WHAT IS NEEDED
Copy every line of the records below that holds the word "text".
======== INPUT MATERIAL
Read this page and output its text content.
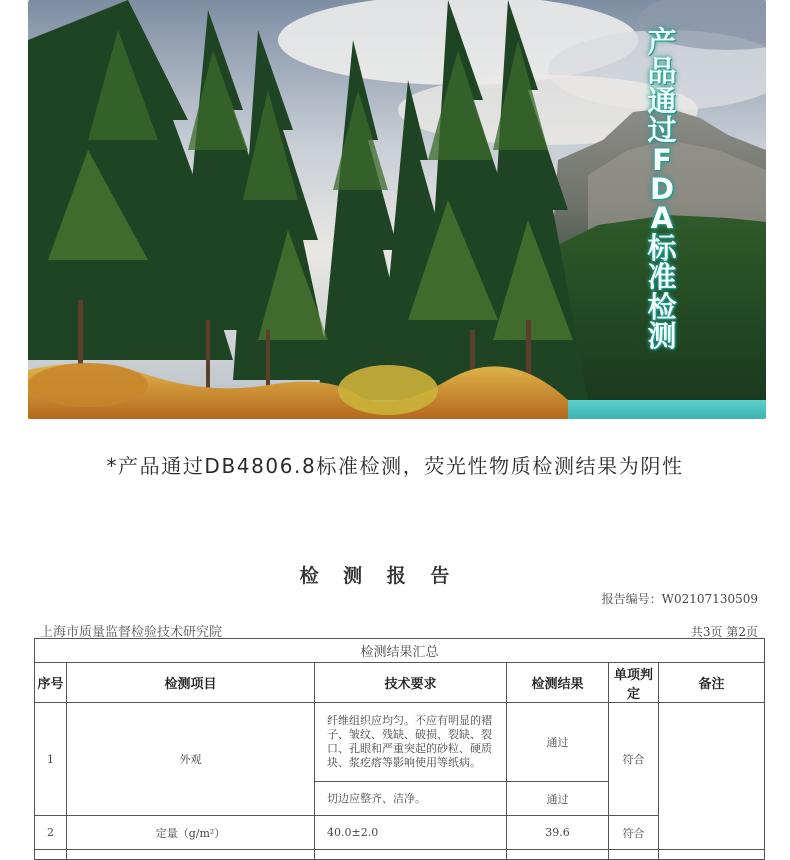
产
品
通
过
F
D
A
标
准
检
测
*产品通过DB4806.8标准检测，荧光性物质检测结果为阴性
检 测 报 告
报告编号：W02107130509
上海市质量监督检验技术研究院	共3页 第2页
检测结果汇总					
序号	检测项目	技术要求	检测结果	单项判定	备注
1	外观	纤维组织应均匀。不应有明显的褶子、皱纹、残缺、破损、裂缺、裂口、孔眼和严重突起的砂粒、硬质块、浆疙瘩等影响使用等纸病。	通过	符合	
		切边应整齐、洁净。	通过		
2	定量（g/m²）	40.0±2.0	39.6	符合	
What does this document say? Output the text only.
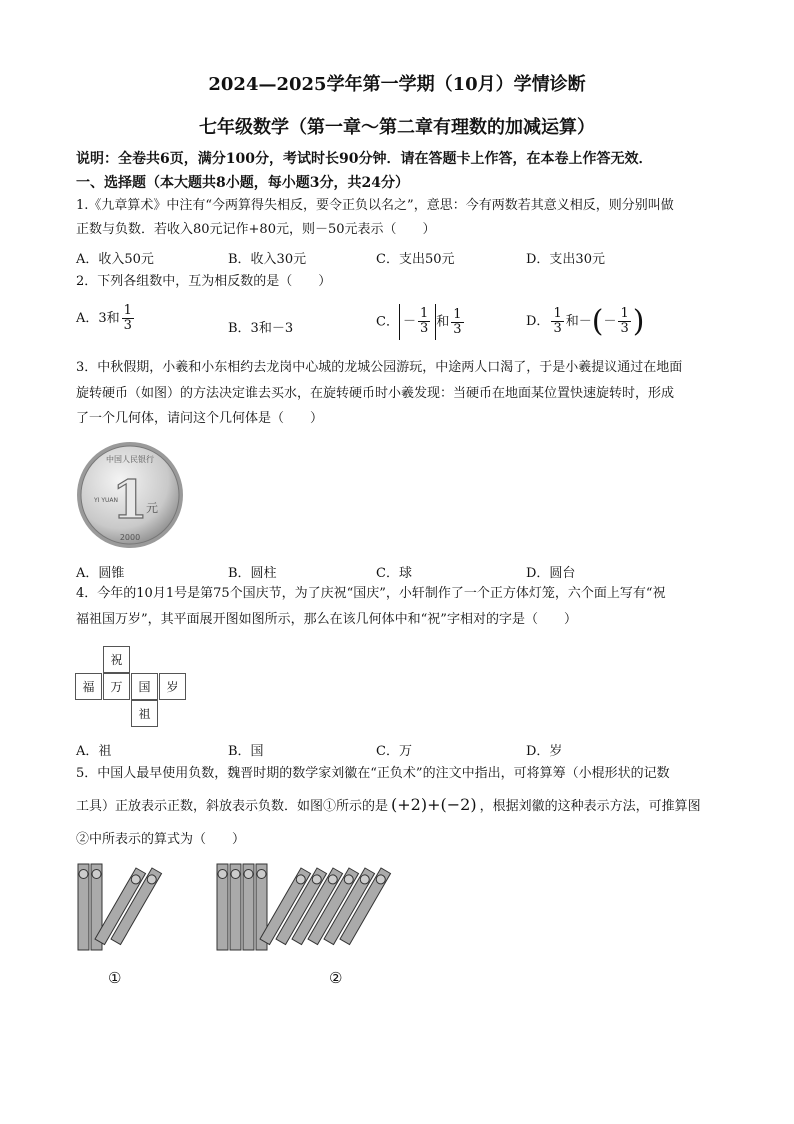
2024—2025学年第一学期（10月）学情诊断
七年级数学（第一章～第二章有理数的加减运算）
说明：全卷共6页，满分100分，考试时长90分钟．请在答题卡上作答，在本卷上作答无效．
一、选择题（本大题共8小题，每小题3分，共24分）
1.《九章算术》中注有“今两算得失相反，要令正负以名之”，意思：今有两数若其意义相反，则分别叫做
正数与负数．若收入80元记作+80元，则－50元表示（　　）
A．收入50元	B．收入30元	C．支出50元	D．支出30元
2．下列各组数中，互为相反数的是（　　）
A．3和 $\frac{1}{3}$	B．3和－3	C． － $\frac{1}{3}$ 和 $\frac{1}{3}$	D． $\frac{1}{3}$ 和－(－ $\frac{1}{3}$ )
3．中秋假期，小羲和小东相约去龙岗中心城的龙城公园游玩，中途两人口渴了，于是小羲提议通过在地面
旋转硬币（如图）的方法决定谁去买水，在旋转硬币时小羲发现：当硬币在地面某位置快速旋转时，形成
了一个几何体，请问这个几何体是（　　）
中国人民银行
1
YI YUAN
元
2000
A．圆锥	B．圆柱	C．球	D．圆台
4．今年的10月1号是第75个国庆节，为了庆祝“国庆”，小轩制作了一个正方体灯笼，六个面上写有“祝
福祖国万岁”，其平面展开图如图所示，那么在该几何体中和“祝”字相对的字是（　　）
祝
福	万	国	岁
祖
A．祖	B．国	C．万	D．岁
5．中国人最早使用负数，魏晋时期的数学家刘徽在“正负术”的注文中指出，可将算筹（小棍形状的记数
工具）正放表示正数，斜放表示负数．如图①所示的是 (+2)+(−2) ，根据刘徽的这种表示方法，可推算图
②中所表示的算式为（　　）
①	②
================
EXERCISE SOLUTION
Read this page and output its text content.
What does this document say? Output the text only.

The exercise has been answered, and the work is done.